■ **Exercise brief**: Exactly repeat the material, dropping only the pictures.

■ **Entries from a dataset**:

+--

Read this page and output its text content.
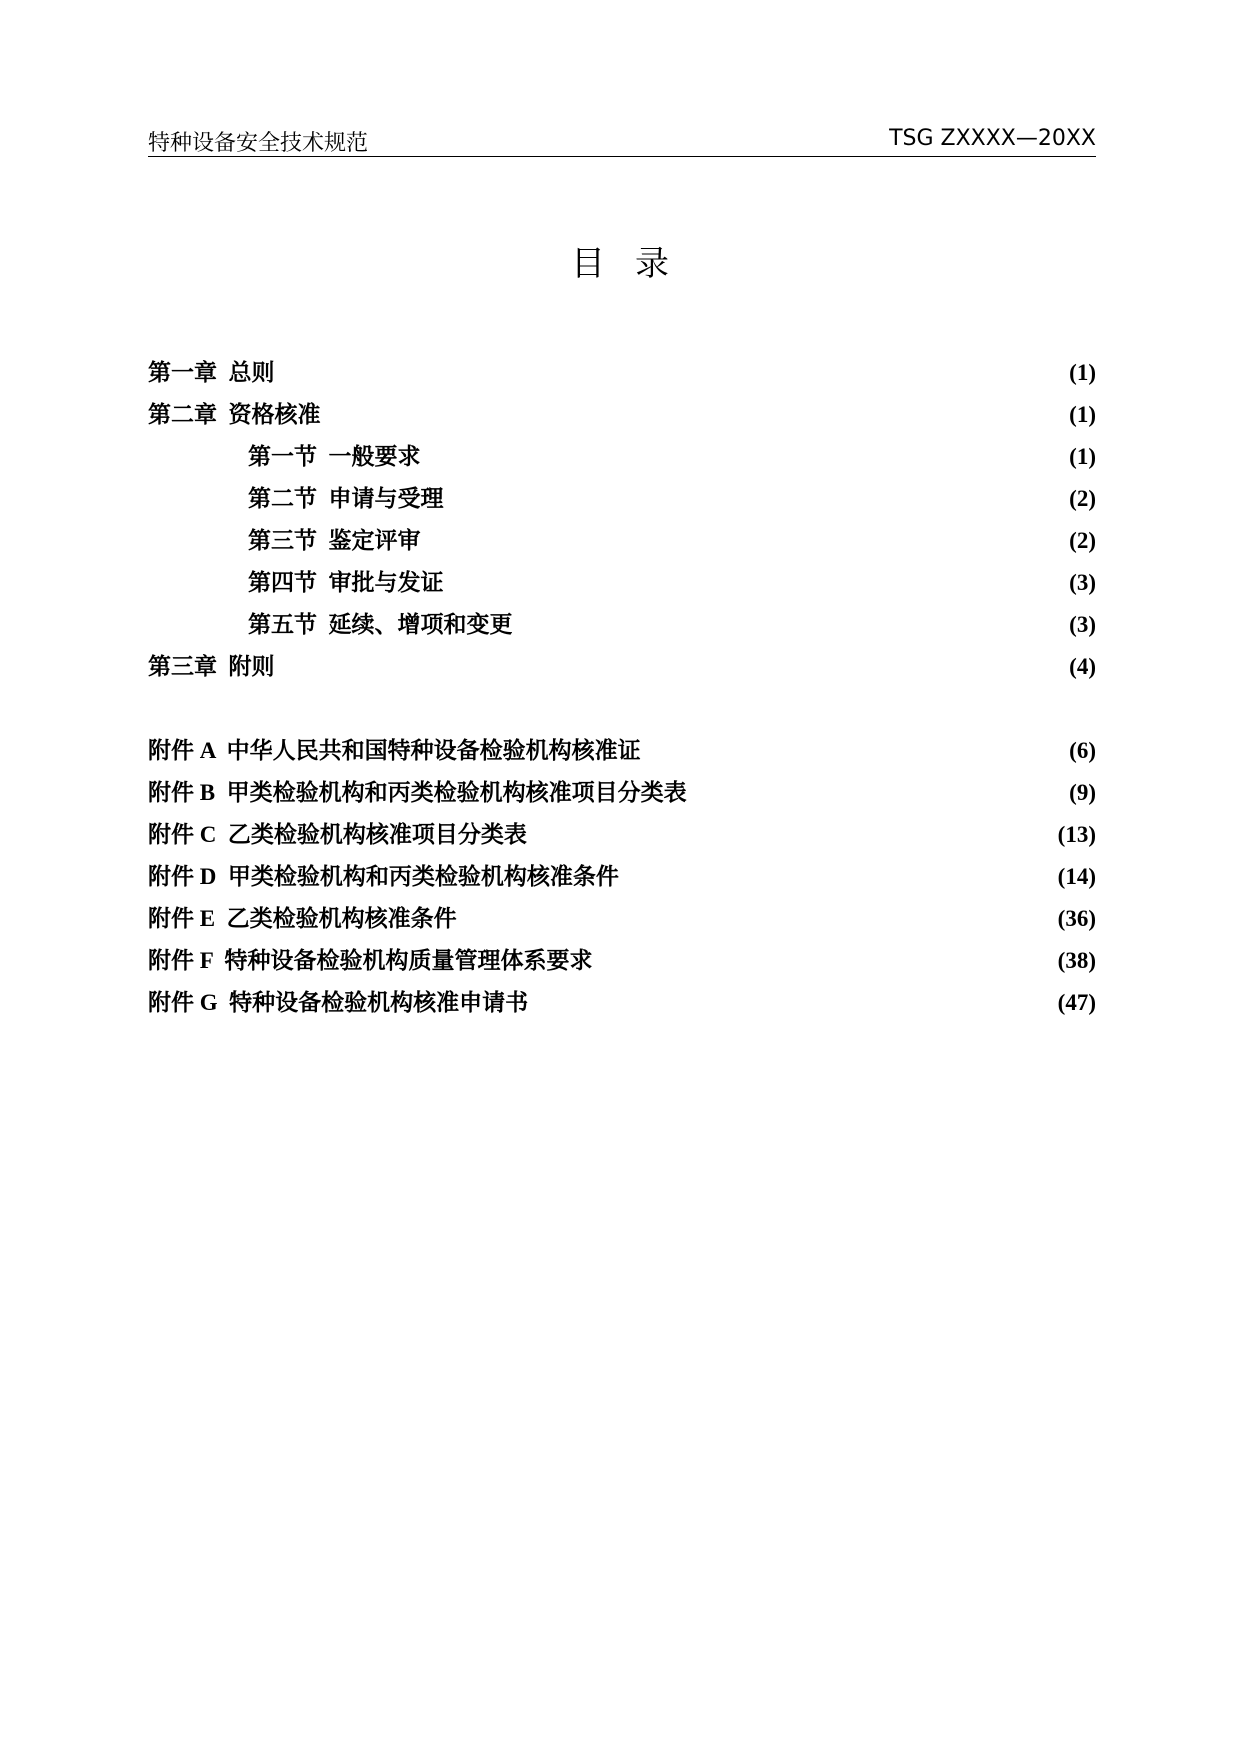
特种设备安全技术规范	TSG ZXXXX—20XX
目录
第一章  总则	(1)
第二章  资格核准	(1)
第一节  一般要求	(1)
第二节  申请与受理	(2)
第三节  鉴定评审	(2)
第四节  审批与发证	(3)
第五节  延续、增项和变更	(3)
第三章  附则	(4)
附件 A  中华人民共和国特种设备检验机构核准证	(6)
附件 B  甲类检验机构和丙类检验机构核准项目分类表	(9)
附件 C  乙类检验机构核准项目分类表	(13)
附件 D  甲类检验机构和丙类检验机构核准条件	(14)
附件 E  乙类检验机构核准条件	(36)
附件 F  特种设备检验机构质量管理体系要求	(38)
附件 G  特种设备检验机构核准申请书	(47)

+--

■ **The output**:
Read this page and output its text content.
特种设备安全技术规范	TSG ZXXXX—20XX
目录
第一章  总则	(1)
第二章  资格核准	(1)
第一节  一般要求	(1)
第二节  申请与受理	(2)
第三节  鉴定评审	(2)
第四节  审批与发证	(3)
第五节  延续、增项和变更	(3)
第三章  附则	(4)
附件 A  中华人民共和国特种设备检验机构核准证	(6)
附件 B  甲类检验机构和丙类检验机构核准项目分类表	(9)
附件 C  乙类检验机构核准项目分类表	(13)
附件 D  甲类检验机构和丙类检验机构核准条件	(14)
附件 E  乙类检验机构核准条件	(36)
附件 F  特种设备检验机构质量管理体系要求	(38)
附件 G  特种设备检验机构核准申请书	(47)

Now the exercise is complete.